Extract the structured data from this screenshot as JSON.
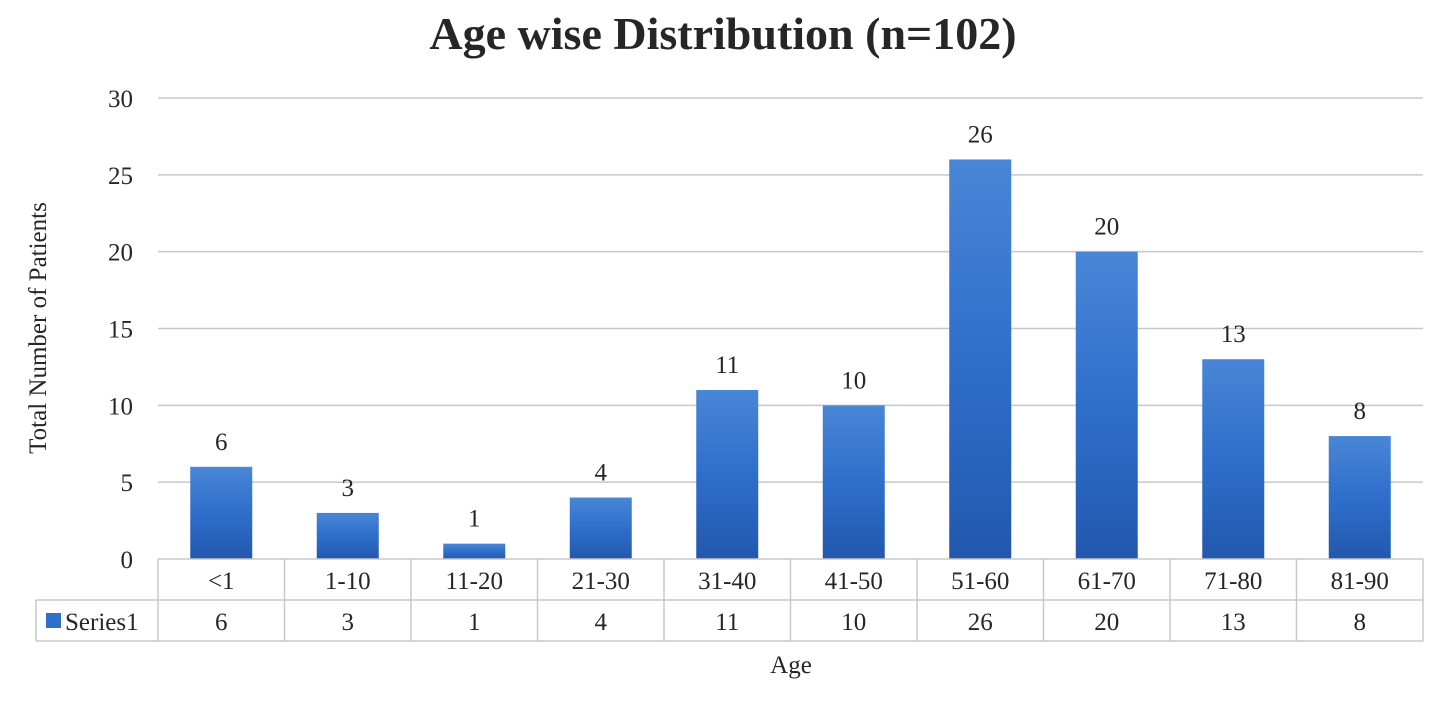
{
  "chart_data": {
    "type": "bar",
    "title": "Age wise Distribution (n=102)",
    "xlabel": "Age",
    "ylabel": "Total Number of Patients",
    "categories": [
      "<1",
      "1-10",
      "11-20",
      "21-30",
      "31-40",
      "41-50",
      "51-60",
      "61-70",
      "71-80",
      "81-90"
    ],
    "series": [
      {
        "name": "Series1",
        "values": [
          6,
          3,
          1,
          4,
          11,
          10,
          26,
          20,
          13,
          8
        ]
      }
    ],
    "ylim": [
      0,
      30
    ],
    "yticks": [
      0,
      5,
      10,
      15,
      20,
      25,
      30
    ],
    "grid": true,
    "data_labels": true,
    "data_table": true,
    "colors": {
      "bar": "#2e6fcc",
      "bar_light": "#4a86d6",
      "bar_dark": "#2258ad",
      "grid": "#c8c8c8",
      "text": "#262626",
      "legend_key": "#2e6fcc"
    }
  }
}
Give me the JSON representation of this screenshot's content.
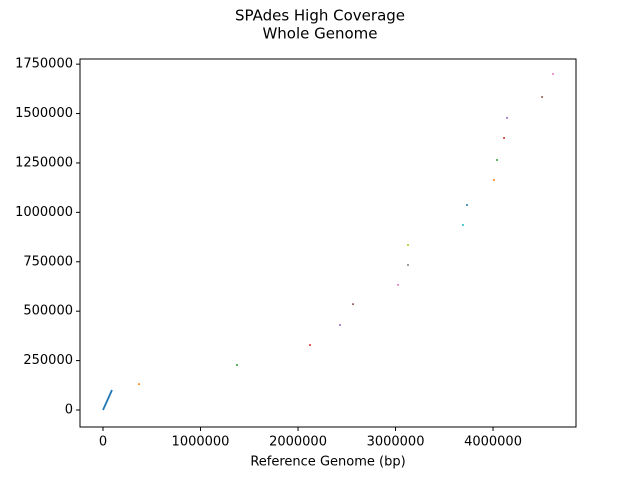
{
  "chart_data": {
    "type": "scatter",
    "title": [
      "SPAdes High Coverage",
      "Whole Genome"
    ],
    "x_label": "Reference Genome (bp)",
    "xlim": [
      -236000,
      4851000
    ],
    "ylim": [
      -86000,
      1776000
    ],
    "xticks": [
      0,
      1000000,
      2000000,
      3000000,
      4000000
    ],
    "yticks": [
      0,
      250000,
      500000,
      750000,
      1000000,
      1250000,
      1500000,
      1750000
    ],
    "series": [
      {
        "style": "line",
        "color": "#1f77b4",
        "x": [
          0,
          92000
        ],
        "values": [
          0,
          101000
        ]
      },
      {
        "style": "marker",
        "color": "#ff7f0e",
        "x": [
          369000
        ],
        "values": [
          131000
        ]
      },
      {
        "style": "marker",
        "color": "#2ca02c",
        "x": [
          1374000
        ],
        "values": [
          228000
        ]
      },
      {
        "style": "marker",
        "color": "#d62728",
        "x": [
          2123000
        ],
        "values": [
          329000
        ]
      },
      {
        "style": "marker",
        "color": "#9467bd",
        "x": [
          2431000
        ],
        "values": [
          430000
        ]
      },
      {
        "style": "marker",
        "color": "#8c564b",
        "x": [
          2564000
        ],
        "values": [
          536000
        ]
      },
      {
        "style": "marker",
        "color": "#e377c2",
        "x": [
          3026000
        ],
        "values": [
          633000
        ]
      },
      {
        "style": "marker",
        "color": "#7f7f7f",
        "x": [
          3128000
        ],
        "values": [
          734000
        ]
      },
      {
        "style": "marker",
        "color": "#bcbd22",
        "x": [
          3128000
        ],
        "values": [
          835000
        ]
      },
      {
        "style": "marker",
        "color": "#17becf",
        "x": [
          3692000
        ],
        "values": [
          936000
        ]
      },
      {
        "style": "marker",
        "color": "#1f77b4",
        "x": [
          3733000
        ],
        "values": [
          1037000
        ]
      },
      {
        "style": "marker",
        "color": "#ff7f0e",
        "x": [
          4010000
        ],
        "values": [
          1164000
        ]
      },
      {
        "style": "marker",
        "color": "#2ca02c",
        "x": [
          4041000
        ],
        "values": [
          1265000
        ]
      },
      {
        "style": "marker",
        "color": "#d62728",
        "x": [
          4113000
        ],
        "values": [
          1376000
        ]
      },
      {
        "style": "marker",
        "color": "#9467bd",
        "x": [
          4144000
        ],
        "values": [
          1478000
        ]
      },
      {
        "style": "marker",
        "color": "#8c564b",
        "x": [
          4503000
        ],
        "values": [
          1584000
        ]
      },
      {
        "style": "marker",
        "color": "#e377c2",
        "x": [
          4615000
        ],
        "values": [
          1700000
        ]
      }
    ]
  }
}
..........
• ABOUT THIS EXERCISE: Leave out the pictures and print each record exactly as it stands.

• SOLUTION BELOW:
Extract the structured data from this screenshot as JSON.
{
  "chart_data": {
    "type": "bar",
    "title": "Age wise Distribution (n=102)",
    "xlabel": "Age",
    "ylabel": "Total Number of Patients",
    "categories": [
      "<1",
      "1-10",
      "11-20",
      "21-30",
      "31-40",
      "41-50",
      "51-60",
      "61-70",
      "71-80",
      "81-90"
    ],
    "series": [
      {
        "name": "Series1",
        "values": [
          6,
          3,
          1,
          4,
          11,
          10,
          26,
          20,
          13,
          8
        ]
      }
    ],
    "ylim": [
      0,
      30
    ],
    "yticks": [
      0,
      5,
      10,
      15,
      20,
      25,
      30
    ],
    "grid": true,
    "data_labels": true,
    "data_table": true,
    "colors": {
      "bar": "#2e6fcc",
      "bar_light": "#4a86d6",
      "bar_dark": "#2258ad",
      "grid": "#c8c8c8",
      "text": "#262626",
      "legend_key": "#2e6fcc"
    }
  }
}
Give me the JSON representation of this screenshot's content.
{
  "chart_data": {
    "type": "scatter",
    "title": [
      "SPAdes High Coverage",
      "Whole Genome"
    ],
    "x_label": "Reference Genome (bp)",
    "xlim": [
      -236000,
      4851000
    ],
    "ylim": [
      -86000,
      1776000
    ],
    "xticks": [
      0,
      1000000,
      2000000,
      3000000,
      4000000
    ],
    "yticks": [
      0,
      250000,
      500000,
      750000,
      1000000,
      1250000,
      1500000,
      1750000
    ],
    "series": [
      {
        "style": "line",
        "color": "#1f77b4",
        "x": [
          0,
          92000
        ],
        "values": [
          0,
          101000
        ]
      },
      {
        "style": "marker",
        "color": "#ff7f0e",
        "x": [
          369000
        ],
        "values": [
          131000
        ]
      },
      {
        "style": "marker",
        "color": "#2ca02c",
        "x": [
          1374000
        ],
        "values": [
          228000
        ]
      },
      {
        "style": "marker",
        "color": "#d62728",
        "x": [
          2123000
        ],
        "values": [
          329000
        ]
      },
      {
        "style": "marker",
        "color": "#9467bd",
        "x": [
          2431000
        ],
        "values": [
          430000
        ]
      },
      {
        "style": "marker",
        "color": "#8c564b",
        "x": [
          2564000
        ],
        "values": [
          536000
        ]
      },
      {
        "style": "marker",
        "color": "#e377c2",
        "x": [
          3026000
        ],
        "values": [
          633000
        ]
      },
      {
        "style": "marker",
        "color": "#7f7f7f",
        "x": [
          3128000
        ],
        "values": [
          734000
        ]
      },
      {
        "style": "marker",
        "color": "#bcbd22",
        "x": [
          3128000
        ],
        "values": [
          835000
        ]
      },
      {
        "style": "marker",
        "color": "#17becf",
        "x": [
          3692000
        ],
        "values": [
          936000
        ]
      },
      {
        "style": "marker",
        "color": "#1f77b4",
        "x": [
          3733000
        ],
        "values": [
          1037000
        ]
      },
      {
        "style": "marker",
        "color": "#ff7f0e",
        "x": [
          4010000
        ],
        "values": [
          1164000
        ]
      },
      {
        "style": "marker",
        "color": "#2ca02c",
        "x": [
          4041000
        ],
        "values": [
          1265000
        ]
      },
      {
        "style": "marker",
        "color": "#d62728",
        "x": [
          4113000
        ],
        "values": [
          1376000
        ]
      },
      {
        "style": "marker",
        "color": "#9467bd",
        "x": [
          4144000
        ],
        "values": [
          1478000
        ]
      },
      {
        "style": "marker",
        "color": "#8c564b",
        "x": [
          4503000
        ],
        "values": [
          1584000
        ]
      },
      {
        "style": "marker",
        "color": "#e377c2",
        "x": [
          4615000
        ],
        "values": [
          1700000
        ]
      }
    ]
  }
}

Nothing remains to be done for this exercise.